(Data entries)
........

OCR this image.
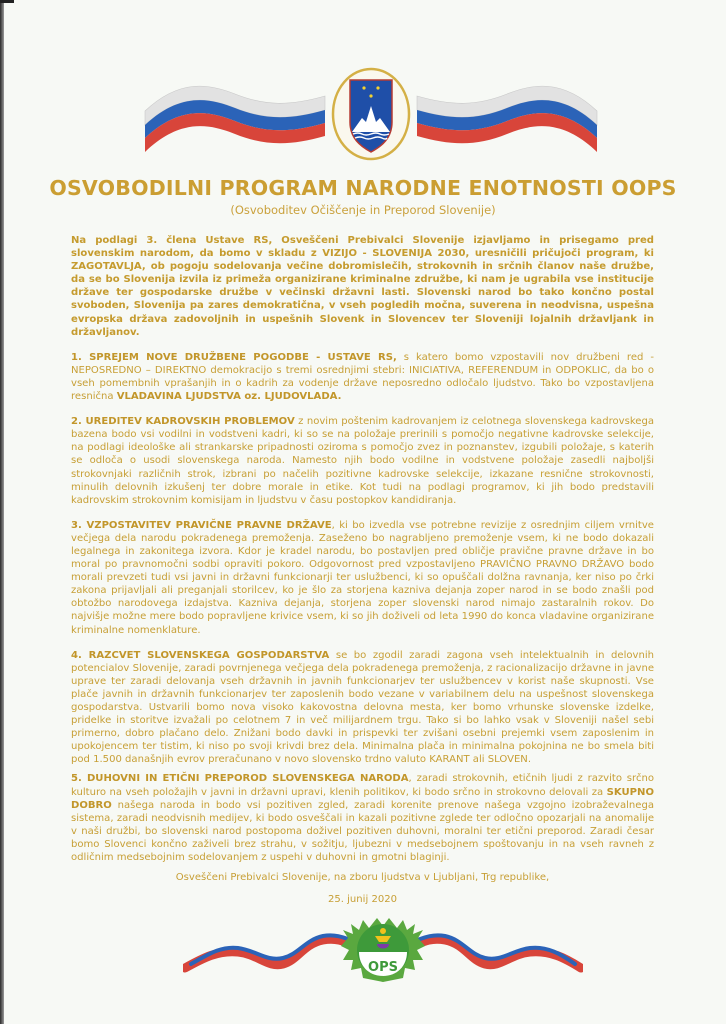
OSVOBODILNI PROGRAM NARODNE ENOTNOSTI OOPS
(Osvoboditev Očiščenje in Preporod Slovenije)

Na podlagi 3. člena Ustave RS, Osveščeni Prebivalci Slovenije izjavljamo in prisegamo pred slovenskim narodom, da bomo v skladu z VIZIJO - SLOVENIJA 2030, uresničili pričujoči program, ki ZAGOTAVLJA, ob pogoju sodelovanja večine dobromislečih, strokovnih in srčnih članov naše družbe, da se bo Slovenija izvila iz primeža organizirane kriminalne združbe, ki nam je ugrabila vse institucije države ter gospodarske družbe v večinski državni lasti. Slovenski narod bo tako končno postal svoboden, Slovenija pa zares demokratična, v vseh pogledih močna, suverena in neodvisna, uspešna evropska država zadovoljnih in uspešnih Slovenk in Slovencev ter Sloveniji lojalnih državljank in državljanov.

1. SPREJEM NOVE DRUŽBENE POGODBE - USTAVE RS, s katero bomo vzpostavili nov družbeni red - NEPOSREDNO – DIREKTNO demokracijo s tremi osrednjimi stebri: INICIATIVA, REFERENDUM in ODPOKLIC, da bo o vseh pomembnih vprašanjih in o kadrih za vodenje države neposredno odločalo ljudstvo. Tako bo vzpostavljena resnična VLADAVINA LJUDSTVA oz. LJUDOVLADA.

2. UREDITEV KADROVSKIH PROBLEMOV z novim poštenim kadrovanjem iz celotnega slovenskega kadrovskega bazena bodo vsi vodilni in vodstveni kadri, ki so se na položaje prerinili s pomočjo negativne kadrovske selekcije, na podlagi ideološke ali strankarske pripadnosti oziroma s pomočjo zvez in poznanstev, izgubili položaje, s katerih se odloča o usodi slovenskega naroda. Namesto njih bodo vodilne in vodstvene položaje zasedli najboljši strokovnjaki različnih strok, izbrani po načelih pozitivne kadrovske selekcije, izkazane resnične strokovnosti, minulih delovnih izkušenj ter dobre morale in etike. Kot tudi na podlagi programov, ki jih bodo predstavili kadrovskim strokovnim komisijam in ljudstvu v času postopkov kandidiranja.

3. VZPOSTAVITEV PRAVIČNE PRAVNE DRŽAVE, ki bo izvedla vse potrebne revizije z osrednjim ciljem vrnitve večjega dela narodu pokradenega premoženja. Zaseženo bo nagrabljeno premoženje vsem, ki ne bodo dokazali legalnega in zakonitega izvora. Kdor je kradel narodu, bo postavljen pred obličje pravične pravne države in bo moral po pravnomočni sodbi opraviti pokoro. Odgovornost pred vzpostavljeno PRAVIČNO PRAVNO DRŽAVO bodo morali prevzeti tudi vsi javni in državni funkcionarji ter uslužbenci, ki so opuščali dolžna ravnanja, ker niso po črki zakona prijavljali ali preganjali storilcev, ko je šlo za storjena kazniva dejanja zoper narod in se bodo znašli pod obtožbo narodovega izdajstva. Kazniva dejanja, storjena zoper slovenski narod nimajo zastaralnih rokov. Do najvišje možne mere bodo popravljene krivice vsem, ki so jih doživeli od leta 1990 do konca vladavine organizirane kriminalne nomenklature.

4. RAZCVET SLOVENSKEGA GOSPODARSTVA se bo zgodil zaradi zagona vseh intelektualnih in delovnih potencialov Slovenije, zaradi povrnjenega večjega dela pokradenega premoženja, z racionalizacijo državne in javne uprave ter zaradi delovanja vseh državnih in javnih funkcionarjev ter uslužbencev v korist naše skupnosti. Vse plače javnih in državnih funkcionarjev ter zaposlenih bodo vezane v variabilnem delu na uspešnost slovenskega gospodarstva. Ustvarili bomo nova visoko kakovostna delovna mesta, ker bomo vrhunske slovenske izdelke, pridelke in storitve izvažali po celotnem 7 in več milijardnem trgu. Tako si bo lahko vsak v Sloveniji našel sebi primerno, dobro plačano delo. Znižani bodo davki in prispevki ter zvišani osebni prejemki vsem zaposlenim in upokojencem ter tistim, ki niso po svoji krivdi brez dela. Minimalna plača in minimalna pokojnina ne bo smela biti pod 1.500 današnjih evrov preračunano v novo slovensko trdno valuto KARANT ali SLOVEN.

5. DUHOVNI IN ETIČNI PREPOROD SLOVENSKEGA NARODA, zaradi strokovnih, etičnih ljudi z razvito srčno kulturo na vseh položajih v javni in državni upravi, klenih politikov, ki bodo srčno in strokovno delovali za SKUPNO DOBRO našega naroda in bodo vsi pozitiven zgled, zaradi korenite prenove našega vzgojno izobraževalnega sistema, zaradi neodvisnih medijev, ki bodo osveščali in kazali pozitivne zglede ter odločno opozarjali na anomalije v naši družbi, bo slovenski narod postopoma doživel pozitiven duhovni, moralni ter etični preporod. Zaradi česar bomo Slovenci končno zaživeli brez strahu, v sožitju, ljubezni v medsebojnem spoštovanju in na vseh ravneh z odličnim medsebojnim sodelovanjem z uspehi v duhovni in gmotni blaginji.

Osveščeni Prebivalci Slovenije, na zboru ljudstva v Ljubljani, Trg republike,

25. junij 2020

OPS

........

Omit the pictures, then quote the rest of the material above exactly.

- [Task result]
OCR this image.
OSVOBODILNI PROGRAM NARODNE ENOTNOSTI OOPS
(Osvoboditev Očiščenje in Preporod Slovenije)

Na podlagi 3. člena Ustave RS, Osveščeni Prebivalci Slovenije izjavljamo in prisegamo pred slovenskim narodom, da bomo v skladu z VIZIJO - SLOVENIJA 2030, uresničili pričujoči program, ki ZAGOTAVLJA, ob pogoju sodelovanja večine dobromislečih, strokovnih in srčnih članov naše družbe, da se bo Slovenija izvila iz primeža organizirane kriminalne združbe, ki nam je ugrabila vse institucije države ter gospodarske družbe v večinski državni lasti. Slovenski narod bo tako končno postal svoboden, Slovenija pa zares demokratična, v vseh pogledih močna, suverena in neodvisna, uspešna evropska država zadovoljnih in uspešnih Slovenk in Slovencev ter Sloveniji lojalnih državljank in državljanov.

1. SPREJEM NOVE DRUŽBENE POGODBE - USTAVE RS, s katero bomo vzpostavili nov družbeni red - NEPOSREDNO – DIREKTNO demokracijo s tremi osrednjimi stebri: INICIATIVA, REFERENDUM in ODPOKLIC, da bo o vseh pomembnih vprašanjih in o kadrih za vodenje države neposredno odločalo ljudstvo. Tako bo vzpostavljena resnična VLADAVINA LJUDSTVA oz. LJUDOVLADA.

2. UREDITEV KADROVSKIH PROBLEMOV z novim poštenim kadrovanjem iz celotnega slovenskega kadrovskega bazena bodo vsi vodilni in vodstveni kadri, ki so se na položaje prerinili s pomočjo negativne kadrovske selekcije, na podlagi ideološke ali strankarske pripadnosti oziroma s pomočjo zvez in poznanstev, izgubili položaje, s katerih se odloča o usodi slovenskega naroda. Namesto njih bodo vodilne in vodstvene položaje zasedli najboljši strokovnjaki različnih strok, izbrani po načelih pozitivne kadrovske selekcije, izkazane resnične strokovnosti, minulih delovnih izkušenj ter dobre morale in etike. Kot tudi na podlagi programov, ki jih bodo predstavili kadrovskim strokovnim komisijam in ljudstvu v času postopkov kandidiranja.

3. VZPOSTAVITEV PRAVIČNE PRAVNE DRŽAVE, ki bo izvedla vse potrebne revizije z osrednjim ciljem vrnitve večjega dela narodu pokradenega premoženja. Zaseženo bo nagrabljeno premoženje vsem, ki ne bodo dokazali legalnega in zakonitega izvora. Kdor je kradel narodu, bo postavljen pred obličje pravične pravne države in bo moral po pravnomočni sodbi opraviti pokoro. Odgovornost pred vzpostavljeno PRAVIČNO PRAVNO DRŽAVO bodo morali prevzeti tudi vsi javni in državni funkcionarji ter uslužbenci, ki so opuščali dolžna ravnanja, ker niso po črki zakona prijavljali ali preganjali storilcev, ko je šlo za storjena kazniva dejanja zoper narod in se bodo znašli pod obtožbo narodovega izdajstva. Kazniva dejanja, storjena zoper slovenski narod nimajo zastaralnih rokov. Do najvišje možne mere bodo popravljene krivice vsem, ki so jih doživeli od leta 1990 do konca vladavine organizirane kriminalne nomenklature.

4. RAZCVET SLOVENSKEGA GOSPODARSTVA se bo zgodil zaradi zagona vseh intelektualnih in delovnih potencialov Slovenije, zaradi povrnjenega večjega dela pokradenega premoženja, z racionalizacijo državne in javne uprave ter zaradi delovanja vseh državnih in javnih funkcionarjev ter uslužbencev v korist naše skupnosti. Vse plače javnih in državnih funkcionarjev ter zaposlenih bodo vezane v variabilnem delu na uspešnost slovenskega gospodarstva. Ustvarili bomo nova visoko kakovostna delovna mesta, ker bomo vrhunske slovenske izdelke, pridelke in storitve izvažali po celotnem 7 in več milijardnem trgu. Tako si bo lahko vsak v Sloveniji našel sebi primerno, dobro plačano delo. Znižani bodo davki in prispevki ter zvišani osebni prejemki vsem zaposlenim in upokojencem ter tistim, ki niso po svoji krivdi brez dela. Minimalna plača in minimalna pokojnina ne bo smela biti pod 1.500 današnjih evrov preračunano v novo slovensko trdno valuto KARANT ali SLOVEN.

5. DUHOVNI IN ETIČNI PREPOROD SLOVENSKEGA NARODA, zaradi strokovnih, etičnih ljudi z razvito srčno kulturo na vseh položajih v javni in državni upravi, klenih politikov, ki bodo srčno in strokovno delovali za SKUPNO DOBRO našega naroda in bodo vsi pozitiven zgled, zaradi korenite prenove našega vzgojno izobraževalnega sistema, zaradi neodvisnih medijev, ki bodo osveščali in kazali pozitivne zglede ter odločno opozarjali na anomalije v naši družbi, bo slovenski narod postopoma doživel pozitiven duhovni, moralni ter etični preporod. Zaradi česar bomo Slovenci končno zaživeli brez strahu, v sožitju, ljubezni v medsebojnem spoštovanju in na vseh ravneh z odličnim medsebojnim sodelovanjem z uspehi v duhovni in gmotni blaginji.

Osveščeni Prebivalci Slovenije, na zboru ljudstva v Ljubljani, Trg republike,

25. junij 2020

OPS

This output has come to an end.